Dataset items

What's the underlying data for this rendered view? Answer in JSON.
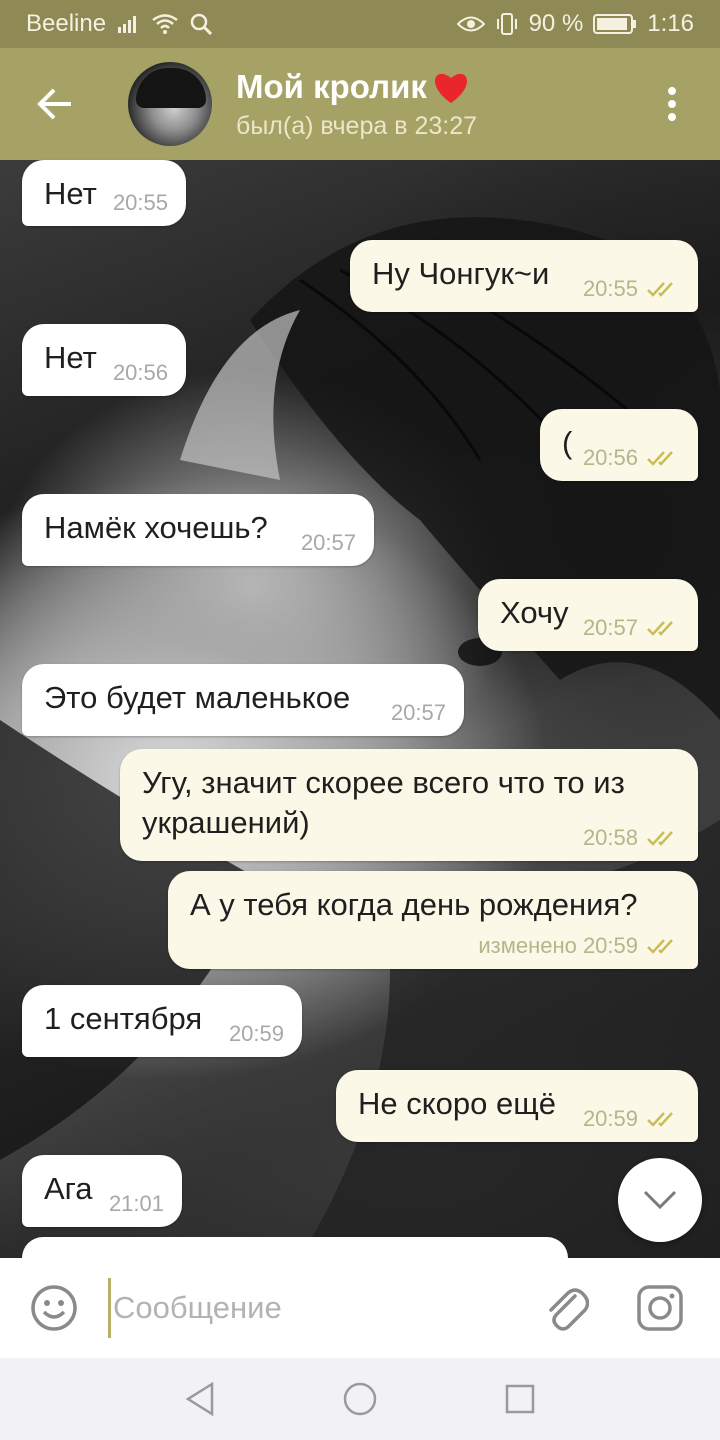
{
  "status_bar": {
    "carrier": "Beeline",
    "battery": "90 %",
    "time": "1:16",
    "icons": [
      "signal-icon",
      "wifi-icon",
      "search-icon",
      "eye-icon",
      "vibrate-icon",
      "battery-icon"
    ]
  },
  "header": {
    "name": "Мой кролик",
    "emoji": "❤️",
    "last_seen": "был(а) вчера в 23:27",
    "icons": [
      "back-arrow-icon",
      "avatar",
      "more-vert-icon"
    ]
  },
  "colors": {
    "header_bg": "#a6a164",
    "status_bg": "#8f8a55",
    "incoming_bubble": "#ffffff",
    "outgoing_bubble": "#fbf8e7",
    "check_color": "#c9bd57"
  },
  "messages": [
    {
      "dir": "in",
      "text": "Нет",
      "time": "20:55"
    },
    {
      "dir": "out",
      "text": "Ну Чонгук~и",
      "time": "20:55",
      "read": true
    },
    {
      "dir": "in",
      "text": "Нет",
      "time": "20:56"
    },
    {
      "dir": "out",
      "text": "(",
      "time": "20:56",
      "read": true
    },
    {
      "dir": "in",
      "text": "Намёк хочешь?",
      "time": "20:57"
    },
    {
      "dir": "out",
      "text": "Хочу",
      "time": "20:57",
      "read": true
    },
    {
      "dir": "in",
      "text": "Это будет маленькое",
      "time": "20:57"
    },
    {
      "dir": "out",
      "text": "Угу, значит скорее всего что то из\nукрашений)",
      "time": "20:58",
      "read": true
    },
    {
      "dir": "out",
      "text": "А у тебя когда день рождения?",
      "time": "изменено 20:59",
      "read": true
    },
    {
      "dir": "in",
      "text": "1 сентября",
      "time": "20:59"
    },
    {
      "dir": "out",
      "text": "Не скоро ещё",
      "time": "20:59",
      "read": true
    },
    {
      "dir": "in",
      "text": "Ага",
      "time": "21:01"
    }
  ],
  "input": {
    "placeholder": "Сообщение",
    "value": ""
  },
  "nav": {
    "icons": [
      "nav-back-icon",
      "nav-home-icon",
      "nav-recents-icon"
    ]
  }
}
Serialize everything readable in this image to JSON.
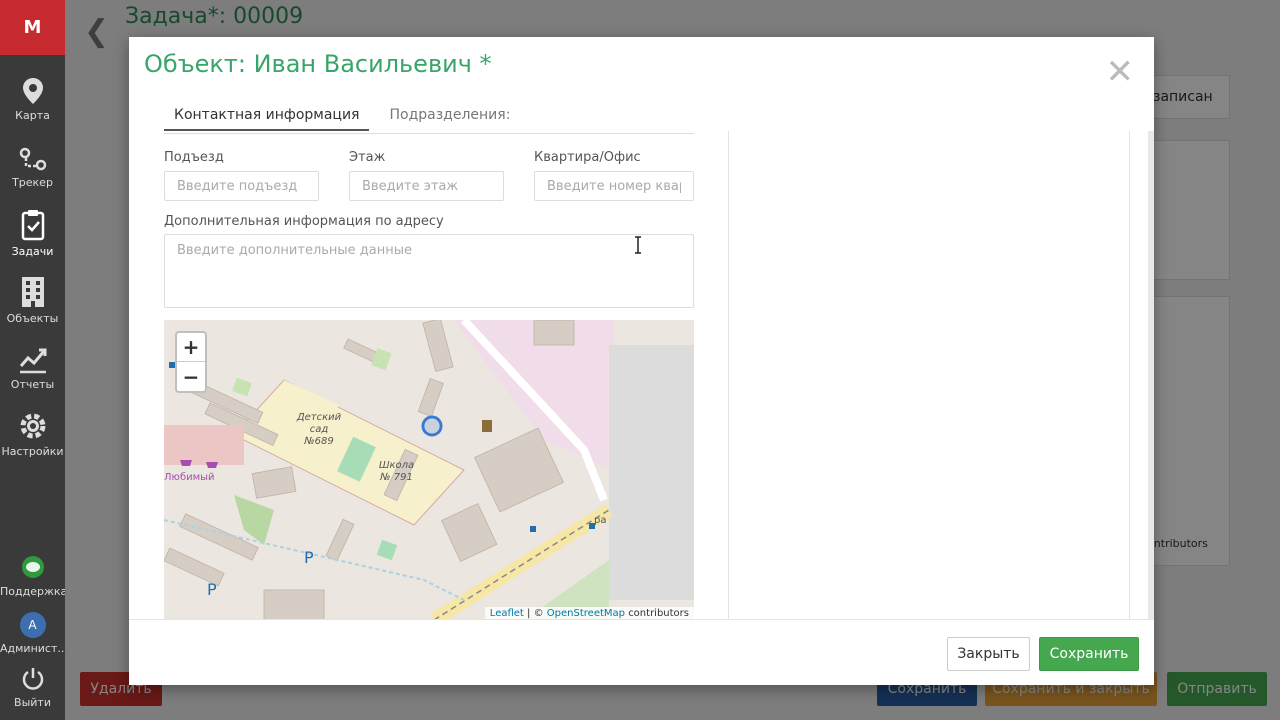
{
  "sidebar": {
    "logo": "M",
    "items": [
      {
        "label": "Карта",
        "icon": "map-pin-icon"
      },
      {
        "label": "Трекер",
        "icon": "route-icon"
      },
      {
        "label": "Задачи",
        "icon": "clipboard-check-icon"
      },
      {
        "label": "Объекты",
        "icon": "building-icon"
      },
      {
        "label": "Отчеты",
        "icon": "chart-icon"
      },
      {
        "label": "Настройки",
        "icon": "gear-icon"
      }
    ],
    "support_label": "Поддержка",
    "admin_avatar": "A",
    "admin_label": "Админист...",
    "exit_label": "Выйти"
  },
  "background": {
    "title": "Задача*: 00009",
    "tab_partial": "записан",
    "map_attribution_partial": "contributors",
    "buttons": {
      "delete": "Удалить",
      "save": "Сохранить",
      "save_close": "Сохранить и закрыть",
      "send": "Отправить"
    }
  },
  "modal": {
    "title": "Объект: Иван Васильевич *",
    "tabs": [
      "Контактная информация",
      "Подразделения:"
    ],
    "active_tab": 0,
    "fields": {
      "entrance": {
        "label": "Подъезд",
        "placeholder": "Введите подъезд",
        "value": ""
      },
      "floor": {
        "label": "Этаж",
        "placeholder": "Введите этаж",
        "value": ""
      },
      "apartment": {
        "label": "Квартира/Офис",
        "placeholder": "Введите номер квартиры",
        "value": ""
      },
      "extra": {
        "label": "Дополнительная информация по адресу",
        "placeholder": "Введите дополнительные данные",
        "value": ""
      }
    },
    "map": {
      "zoom_in": "+",
      "zoom_out": "−",
      "attribution_leaflet": "Leaflet",
      "attribution_sep": "| ©",
      "attribution_osm": "OpenStreetMap",
      "attribution_rest": "contributors",
      "labels": {
        "kindergarten": "Детский сад №689",
        "school": "Школа № 791",
        "shop": "Любимый",
        "parking": "P",
        "road": "ра"
      }
    },
    "footer": {
      "close": "Закрыть",
      "save": "Сохранить"
    }
  }
}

§ Stated task: Which lines contain "text"? Copy each of them out.

§ Full answer:
      "text": "Нет",
      "text": "Ну Чонгук~и",
      "text": "Нет",
      "text": "(",
      "text": "Намёк хочешь?",
      "text": "Хочу",
      "text": "Это будет маленькое",
      "text": "Угу, значит скорее всего что то из\nукрашений)",
      "text": "А у тебя когда день рождения?",
      "text": "1 сентября",
      "text": "Не скоро ещё",
      "text": "Ага",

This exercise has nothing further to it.